» TEXTO FORNECIDO:
* * * * *
Casamento findo, Olga suportou o escândalo e a fama de cangaceira que dela afastaram os ocasionais pretendentes. O medo que a estes impunha na pequena cidade onde nasceu e viveu até os 23 anos era maior do que sua beleza.
GD'Art
E como era bela essa minha prima distante, porquanto em terceiro grau. Caí o queixo ao vê-la em plena juventude, há pouco, num velho álbum. Escrevo, então, sob o efeito do encantamento. Quem diria que o farrapo humano que me acariciou a face, nos meus 14 ou 15 anos, já foi aquele encanto de mulher aparecido numa fotografia amarelada de cinco por nove centímetros. Tinha ao fundo, as águas do Capibaribe e os sobradões da Rua da Aurora. Flores brancas num canteiro mais próximo emolduravam a paisagem e a modelo bonita, indiscutivelmente, bonita.
Sim, o Recife foi o pouso subsequente aos sopapos recebidos e à água quente atirada no lombo do traste que a levou ao altar. Ali, recomeçaria a vida com o abrigo inicial de uma amiga de infância a exemplo de quem também se fez garçonete do restaurante onde teve o primeiro emprego. Quando lhe foi possível, alugou a própria casa. Não era do seu feitio pesar nas costas de ninguém.
* * * * *
(Dados de anotação de caixas)

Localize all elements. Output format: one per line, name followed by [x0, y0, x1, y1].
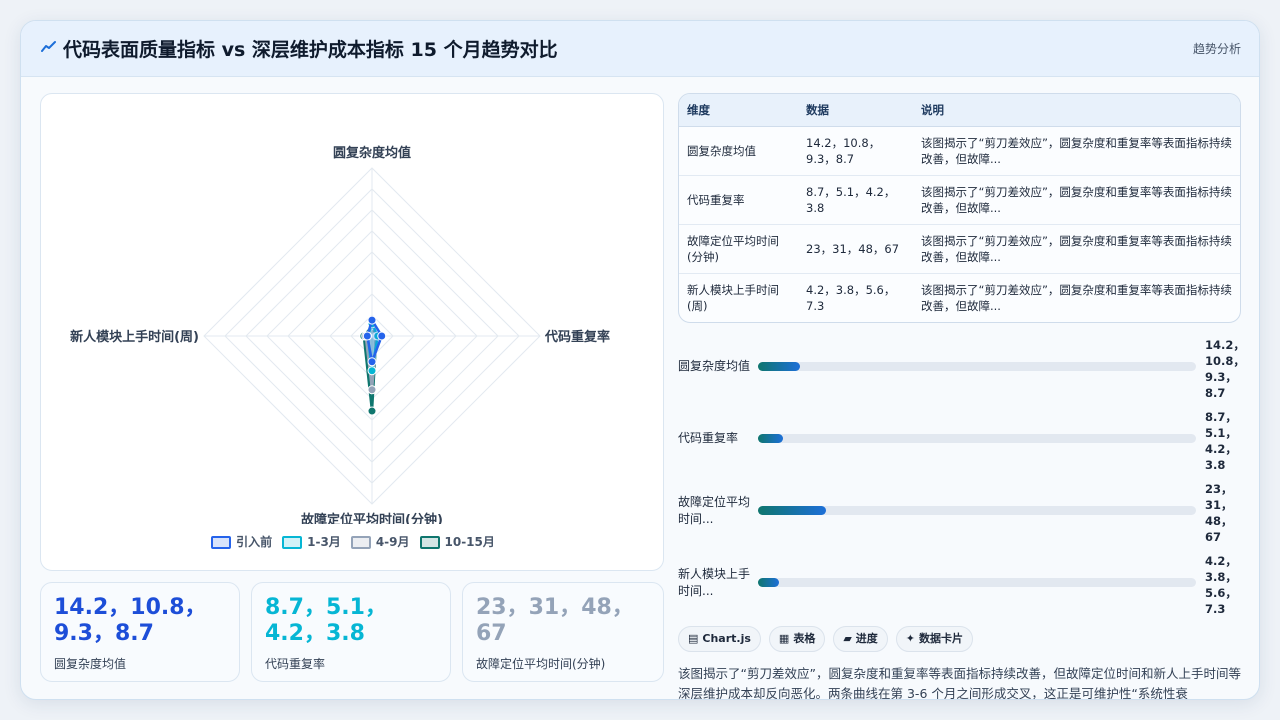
progress-icon: ▰ [843, 632, 852, 645]
stat-value: 23，31，48，67 [476, 595, 634, 646]
stat-value: 8.7，5.1，4.2，3.8 [265, 595, 387, 646]
table-cell-dimension: 故障定位平均时间(分钟) [679, 223, 798, 273]
table-header-dimension: 维度 [679, 94, 798, 127]
stat-card: 8.7，5.1，4.2，3.8 代码重复率 [251, 582, 451, 682]
chart-legend: 引入前 1-3月 4-9月 10-15月 [41, 533, 665, 553]
radar-data-point [367, 315, 377, 325]
chip-label: Chart.js [702, 632, 751, 645]
legend-item[interactable]: 4-9月 [350, 533, 410, 550]
radar-axis-label: 新人模块上手时间(周) [70, 329, 199, 345]
radar-chart: 圆复杂度均值代码重复率故障定位平均时间(分钟) 新人模块上手时间(周) [70, 145, 610, 524]
stat-label: 代码重复率 [265, 657, 326, 671]
table-cell-note: 该图揭示了“剪刀差效应”，圆复杂度和重复率等表面指标持续改善，但故障... [913, 174, 1240, 224]
legend-swatch [419, 536, 440, 549]
legend-label: 10-15月 [444, 535, 495, 549]
chip-label: 进度 [855, 632, 878, 645]
stat-card: 14.2，10.8，9.3，8.7 圆复杂度均值 [40, 582, 240, 682]
progress-value: 14.2，10.8，9.3，8.7 [1205, 338, 1245, 400]
table-row: 代码重复率 8.7，5.1，4.2，3.8 该图揭示了“剪刀差效应”，圆复杂度和… [679, 174, 1240, 224]
radar-data-point [377, 331, 387, 341]
radar-data-point [367, 366, 377, 376]
progress-track [758, 506, 1196, 515]
table-cell-dimension: 代码重复率 [679, 174, 798, 224]
radar-data-point [367, 406, 377, 416]
chip-chartjs[interactable]: ▤ Chart.js [678, 626, 761, 652]
stat-value: 14.2，10.8，9.3，8.7 [54, 595, 207, 646]
radar-axis-label: 代码重复率 [544, 329, 610, 345]
progress-fill [758, 578, 780, 587]
legend-swatch [350, 536, 371, 549]
table-cell-note: 该图揭示了“剪刀差效应”，圆复杂度和重复率等表面指标持续改善，但故障... [913, 223, 1240, 273]
data-table: 维度 数据 说明 圆复杂度均值 14.2，10.8，9.3，8.7 该图揭示了“… [678, 93, 1241, 323]
table-cell-dimension: 圆复杂度均值 [687, 143, 756, 158]
legend-label: 1-3月 [307, 535, 341, 549]
chip-label: 表格 [793, 632, 816, 645]
radar-axis-label: 圆复杂度均值 [333, 145, 411, 161]
progress-row: 新人模块上手时间... 4.2，3.8，5.6，7.3 [678, 553, 1241, 619]
legend-swatch [282, 536, 303, 549]
table-cell-data: 4.2，3.8，5.6，7.3 [798, 272, 913, 322]
header: 代码表面质量指标 vs 深层维护成本指标 15 个月趋势对比 趋势分析 [21, 21, 1259, 77]
progress-value: 23，31，48，67 [1205, 482, 1233, 544]
radar-chart-panel: 圆复杂度均值代码重复率故障定位平均时间(分钟) 新人模块上手时间(周) 引入前 1-… [40, 93, 664, 571]
progress-value: 4.2，3.8，5.6，7.3 [1205, 554, 1237, 616]
progress-row: 故障定位平均时间... 23，31，48，67 [678, 481, 1241, 547]
radar-axis-label: 故障定位平均时间(分钟) [301, 512, 443, 524]
progress-label: 故障定位平均时间... [678, 495, 751, 526]
progress-fill [758, 362, 800, 371]
progress-row: 代码重复率 8.7，5.1，4.2，3.8 [678, 409, 1241, 475]
radar-data-point [362, 331, 372, 341]
progress-row: 圆复杂度均值 14.2，10.8，9.3，8.7 [678, 337, 1245, 403]
chip-label: 数据卡片 [919, 632, 964, 645]
page-title: 代码表面质量指标 vs 深层维护成本指标 15 个月趋势对比 [63, 39, 558, 61]
trend-icon [41, 41, 56, 52]
table-cell-note: 该图揭示了“剪刀差效应”，圆复杂度和重复率等表面指标持续改善，但故障... [913, 272, 1240, 322]
legend-item[interactable]: 1-3月 [282, 533, 341, 550]
table-cell-note: 该图揭示了“剪刀差效应”，圆复杂度和重复率等表面指标持续改善，但故障... [921, 135, 1232, 166]
table-cell-data: 14.2，10.8，9.3，8.7 [806, 135, 881, 166]
progress-label: 代码重复率 [678, 431, 739, 445]
view-chips: ▤ Chart.js ▦ 表格 ▰ 进度 ✦ 数据卡片 [678, 626, 981, 652]
legend-label: 引入前 [236, 535, 273, 549]
table-cell-dimension: 新人模块上手时间(周) [679, 272, 798, 322]
table-cell-data: 23，31，48，67 [798, 223, 913, 273]
description-text: 该图揭示了“剪刀差效应”，圆复杂度和重复率等表面指标持续改善，但故障定位时间和新… [678, 666, 1241, 700]
legend-item[interactable]: 10-15月 [419, 533, 495, 550]
table-row: 新人模块上手时间(周) 4.2，3.8，5.6，7.3 该图揭示了“剪刀差效应”… [679, 272, 1240, 322]
chart-icon: ▤ [688, 632, 699, 645]
table-row: 故障定位平均时间(分钟) 23，31，48，67 该图揭示了“剪刀差效应”，圆复… [679, 223, 1240, 273]
stat-card: 23，31，48，67 故障定位平均时间(分钟) [462, 582, 664, 682]
progress-track [758, 362, 1196, 371]
chip-data-card[interactable]: ✦ 数据卡片 [895, 626, 974, 652]
progress-label: 圆复杂度均值 [678, 359, 751, 373]
progress-label: 新人模块上手时间... [678, 567, 751, 598]
chip-table[interactable]: ▦ 表格 [768, 626, 826, 652]
progress-value: 8.7，5.1，4.2，3.8 [1205, 410, 1237, 472]
radar-data-point [367, 357, 377, 367]
progress-track [758, 578, 1196, 587]
legend-item[interactable]: 引入前 [211, 533, 272, 550]
table-header-data: 数据 [798, 94, 913, 127]
progress-track [758, 434, 1196, 443]
progress-fill [758, 434, 784, 443]
legend-swatch [211, 536, 232, 549]
chip-progress[interactable]: ▰ 进度 [833, 626, 888, 652]
table-row: 圆复杂度均值 14.2，10.8，9.3，8.7 该图揭示了“剪刀差效应”，圆复… [679, 126, 1240, 175]
sparkle-icon: ✦ [905, 632, 916, 645]
radar-data-point [367, 385, 377, 395]
table-header-note: 说明 [913, 94, 1240, 127]
dashboard-card: 代码表面质量指标 vs 深层维护成本指标 15 个月趋势对比 趋势分析 圆复杂度… [20, 20, 1260, 700]
header-tag: 趋势分析 [1192, 42, 1241, 56]
stat-label: 圆复杂度均值 [54, 657, 127, 671]
legend-label: 4-9月 [375, 535, 410, 549]
progress-fill [758, 506, 826, 515]
table-icon: ▦ [778, 632, 790, 645]
stat-label: 故障定位平均时间(分钟) [476, 657, 606, 671]
table-cell-data: 8.7，5.1，4.2，3.8 [798, 174, 913, 224]
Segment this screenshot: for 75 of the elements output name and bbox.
* * * * *
» O QUE FAZER:
A) Transcreva do texto sobre Olga o trecho que vai de "Casamento findo, Olga" até "bonita, indiscutivelmente, bonita.".
B) Responda às perguntas abaixo com base no texto sobre Olga.
(i) Até que idade Olga viveu na pequena cidade onde nasceu?
(ii) Quais as medidas da fotografia amarelada?
(iii) Que função Olga exerceu no primeiro emprego no Recife?
C) Retome o texto sobre Olga e dê continuidade a ele a partir da última frase.

» RESPOSTAS:
A)
Casamento findo, Olga suportou o escândalo e a fama de cangaceira que dela afastaram os ocasionais pretendentes. O medo que a estes impunha na pequena cidade onde nasceu e viveu até os 23 anos era maior do que sua beleza.
GD'Art
E como era bela essa minha prima distante, porquanto em terceiro grau. Caí o queixo ao vê-la em plena juventude, há pouco, num velho álbum. Escrevo, então, sob o efeito do encantamento. Quem diria que o farrapo humano que me acariciou a face, nos meus 14 ou 15 anos, já foi aquele encanto de mulher aparecido numa fotografia amarelada de cinco por nove centímetros. Tinha ao fundo, as águas do Capibaribe e os sobradões da Rua da Aurora. Flores brancas num canteiro mais próximo emolduravam a paisagem e a modelo bonita, indiscutivelmente, bonita.

B)
(i) Até os 23 anos.
(ii) Cinco por nove centímetros.
(iii) Garçonete de restaurante.

C)
Meses depois, desasnada o suficiente para as idas e vindas às praças, aos parques e às festas, aprendeu que um espírito de ferro pode ter um coração de manteiga. Certa noite, o diabo pôs diante de si, olhos nos olhos, um moreno alto, atlético, encantador.
GD'Art
Ele e um trombone de vara tocado à perfeição. Quando uma frase musical mais dolente a fez suspirar, o secretário do demo desceu do palco até a mesa do clube do bairro onde ela estava com algumas amigas para soprar-lhe quase ao ouvido, suavemente, juras de paz e amor. Ato seguinte, ele a tinha nos braços e nos passos de um bolero.
Olga, felicíssima, passou, então, a viver assim: dois para lá, dois para cá, até que os sumiços do moço tornaram-se rotineiros. Vieram, então, os desentendimentos. Mas não havia agressões físicas nem verbais naquelas brigas. Foi quando ela, muito aflita, percebeu que a indiferença pode fazer mais estragos do que tapas e água quente.
É dela que tenho lembrado quando me chegam os acordes e a interpretação absurdamente sofrida de Elis Regina em “Atrás da Porta”, a incrível canção de Chico e Francis Hime. Esses dois, digo eu, fizeram um hino ao desespero em sua mais elevada expressão.
Há dor mais cruenta do que a revelada nestes versos: “Me arrastei e te arranhei e me agarrei nos teus cabelos, no teu peito, teu pijama, nos teus pés, ao pé da cama, para mostrar que ainda sou tua”?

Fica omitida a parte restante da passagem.